MATERIAL TO PROCESS:
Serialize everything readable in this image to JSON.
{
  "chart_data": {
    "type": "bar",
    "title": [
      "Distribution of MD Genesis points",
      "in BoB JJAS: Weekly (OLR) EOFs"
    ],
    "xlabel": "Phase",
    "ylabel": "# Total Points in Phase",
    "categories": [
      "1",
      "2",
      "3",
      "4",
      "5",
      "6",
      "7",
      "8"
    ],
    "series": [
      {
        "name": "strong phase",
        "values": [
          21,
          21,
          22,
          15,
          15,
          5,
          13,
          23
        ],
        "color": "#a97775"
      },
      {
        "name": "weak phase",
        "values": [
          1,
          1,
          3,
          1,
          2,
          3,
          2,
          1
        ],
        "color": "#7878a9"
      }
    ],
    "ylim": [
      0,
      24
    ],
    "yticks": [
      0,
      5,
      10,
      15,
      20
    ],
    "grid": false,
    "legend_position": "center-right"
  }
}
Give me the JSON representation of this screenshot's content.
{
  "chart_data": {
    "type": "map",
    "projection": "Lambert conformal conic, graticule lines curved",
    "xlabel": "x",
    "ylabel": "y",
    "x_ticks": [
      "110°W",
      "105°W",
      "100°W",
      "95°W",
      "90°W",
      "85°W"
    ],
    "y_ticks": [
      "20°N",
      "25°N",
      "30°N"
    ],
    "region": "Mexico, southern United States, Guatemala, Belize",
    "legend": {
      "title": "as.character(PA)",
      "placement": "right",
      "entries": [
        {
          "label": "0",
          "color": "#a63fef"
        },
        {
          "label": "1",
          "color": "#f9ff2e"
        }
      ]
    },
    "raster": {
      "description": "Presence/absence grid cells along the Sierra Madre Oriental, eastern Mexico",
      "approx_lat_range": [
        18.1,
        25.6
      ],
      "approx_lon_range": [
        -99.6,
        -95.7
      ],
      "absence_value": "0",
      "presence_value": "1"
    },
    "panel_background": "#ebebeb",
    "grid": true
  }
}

...

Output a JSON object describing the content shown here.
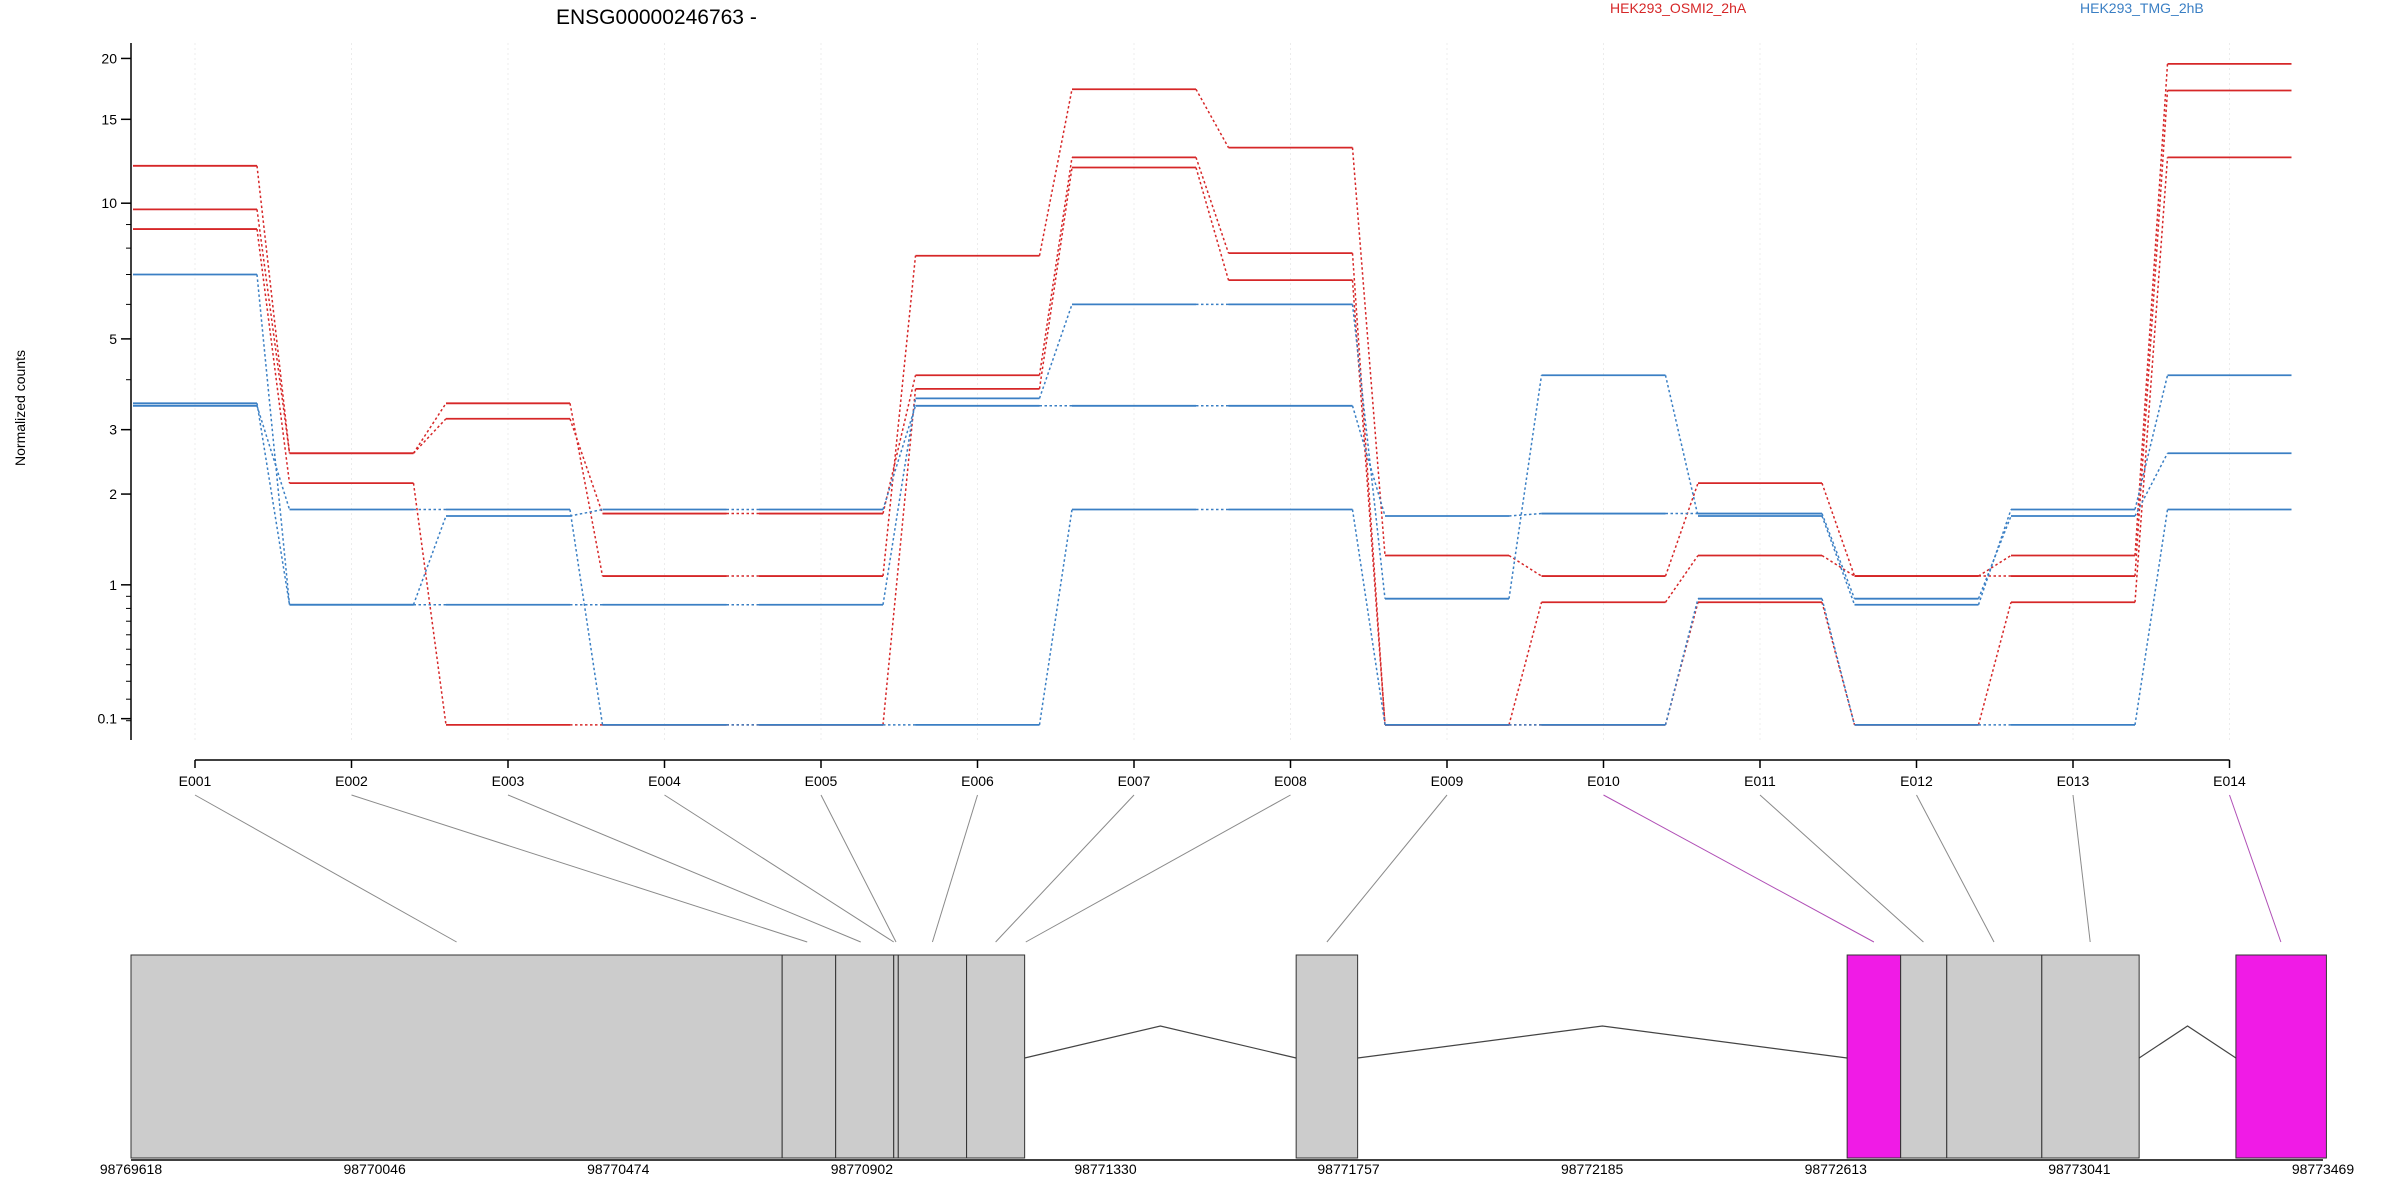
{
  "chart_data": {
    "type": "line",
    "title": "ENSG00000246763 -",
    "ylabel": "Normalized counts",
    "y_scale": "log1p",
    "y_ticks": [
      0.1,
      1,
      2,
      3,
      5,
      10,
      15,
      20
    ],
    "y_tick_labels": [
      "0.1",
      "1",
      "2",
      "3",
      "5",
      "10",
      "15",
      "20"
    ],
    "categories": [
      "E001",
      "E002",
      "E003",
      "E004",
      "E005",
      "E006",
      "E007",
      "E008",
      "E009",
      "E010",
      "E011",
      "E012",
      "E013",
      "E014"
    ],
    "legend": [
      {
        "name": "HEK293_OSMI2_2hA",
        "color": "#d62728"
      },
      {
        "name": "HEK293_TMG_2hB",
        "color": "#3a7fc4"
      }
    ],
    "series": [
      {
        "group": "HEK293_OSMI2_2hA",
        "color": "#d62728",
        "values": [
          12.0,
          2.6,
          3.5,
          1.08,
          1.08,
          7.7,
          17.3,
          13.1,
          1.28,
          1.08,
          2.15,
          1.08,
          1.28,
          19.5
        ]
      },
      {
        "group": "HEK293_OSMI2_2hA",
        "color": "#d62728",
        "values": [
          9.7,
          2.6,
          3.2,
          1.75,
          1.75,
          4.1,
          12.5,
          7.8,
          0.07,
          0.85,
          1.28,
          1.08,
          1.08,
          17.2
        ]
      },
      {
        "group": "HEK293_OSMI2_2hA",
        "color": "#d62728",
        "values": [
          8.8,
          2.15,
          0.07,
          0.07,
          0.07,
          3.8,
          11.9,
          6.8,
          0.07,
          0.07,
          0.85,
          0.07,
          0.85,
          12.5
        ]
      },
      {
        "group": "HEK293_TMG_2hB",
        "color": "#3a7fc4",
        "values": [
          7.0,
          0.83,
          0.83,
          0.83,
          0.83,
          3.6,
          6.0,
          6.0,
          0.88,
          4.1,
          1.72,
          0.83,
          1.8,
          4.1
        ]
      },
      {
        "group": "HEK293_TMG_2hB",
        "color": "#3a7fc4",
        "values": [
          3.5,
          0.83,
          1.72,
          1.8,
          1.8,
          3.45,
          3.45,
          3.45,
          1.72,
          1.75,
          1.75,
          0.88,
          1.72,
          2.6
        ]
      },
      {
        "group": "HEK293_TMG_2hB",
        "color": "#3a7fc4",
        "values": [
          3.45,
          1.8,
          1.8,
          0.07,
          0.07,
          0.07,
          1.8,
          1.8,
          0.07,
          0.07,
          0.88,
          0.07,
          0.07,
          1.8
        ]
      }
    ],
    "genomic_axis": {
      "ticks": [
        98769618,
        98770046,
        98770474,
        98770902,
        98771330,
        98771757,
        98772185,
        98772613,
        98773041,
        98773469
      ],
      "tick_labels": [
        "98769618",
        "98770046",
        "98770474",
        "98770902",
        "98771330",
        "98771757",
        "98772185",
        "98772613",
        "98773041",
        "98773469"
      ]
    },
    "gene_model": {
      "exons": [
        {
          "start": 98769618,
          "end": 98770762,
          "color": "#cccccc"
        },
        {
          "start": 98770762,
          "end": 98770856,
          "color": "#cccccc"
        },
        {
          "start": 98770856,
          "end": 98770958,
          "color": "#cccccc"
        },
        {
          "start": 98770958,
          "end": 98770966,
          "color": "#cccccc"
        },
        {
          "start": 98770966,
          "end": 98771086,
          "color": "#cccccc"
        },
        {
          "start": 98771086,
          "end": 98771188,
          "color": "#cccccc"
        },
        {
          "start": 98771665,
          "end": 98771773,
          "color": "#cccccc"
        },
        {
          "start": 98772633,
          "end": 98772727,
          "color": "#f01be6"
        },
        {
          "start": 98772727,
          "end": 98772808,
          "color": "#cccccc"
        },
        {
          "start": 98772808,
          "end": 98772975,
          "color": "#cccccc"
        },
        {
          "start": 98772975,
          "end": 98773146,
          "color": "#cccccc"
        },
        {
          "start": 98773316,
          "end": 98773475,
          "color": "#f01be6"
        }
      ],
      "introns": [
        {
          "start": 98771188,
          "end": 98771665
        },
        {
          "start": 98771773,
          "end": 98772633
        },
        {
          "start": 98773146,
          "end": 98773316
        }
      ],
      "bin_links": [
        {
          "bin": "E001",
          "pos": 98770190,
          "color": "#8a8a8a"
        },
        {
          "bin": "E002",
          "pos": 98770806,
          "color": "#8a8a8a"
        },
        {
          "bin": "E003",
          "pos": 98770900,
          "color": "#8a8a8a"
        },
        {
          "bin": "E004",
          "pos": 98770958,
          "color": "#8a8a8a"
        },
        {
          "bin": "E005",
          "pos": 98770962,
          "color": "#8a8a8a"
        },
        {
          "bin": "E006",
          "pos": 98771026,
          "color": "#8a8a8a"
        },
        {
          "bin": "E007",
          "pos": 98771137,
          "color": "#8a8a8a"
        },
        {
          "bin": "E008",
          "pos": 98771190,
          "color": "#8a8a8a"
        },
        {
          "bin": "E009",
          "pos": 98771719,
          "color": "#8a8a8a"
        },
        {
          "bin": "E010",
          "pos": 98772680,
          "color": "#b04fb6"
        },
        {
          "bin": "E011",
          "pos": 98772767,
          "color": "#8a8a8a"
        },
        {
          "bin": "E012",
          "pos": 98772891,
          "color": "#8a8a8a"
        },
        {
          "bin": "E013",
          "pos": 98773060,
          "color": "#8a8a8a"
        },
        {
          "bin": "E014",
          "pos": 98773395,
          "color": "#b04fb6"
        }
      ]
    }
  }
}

THE PROBLEM:
In the entries above, count each line with "content"; reply with the total only.

WRITTEN ANSWER:
2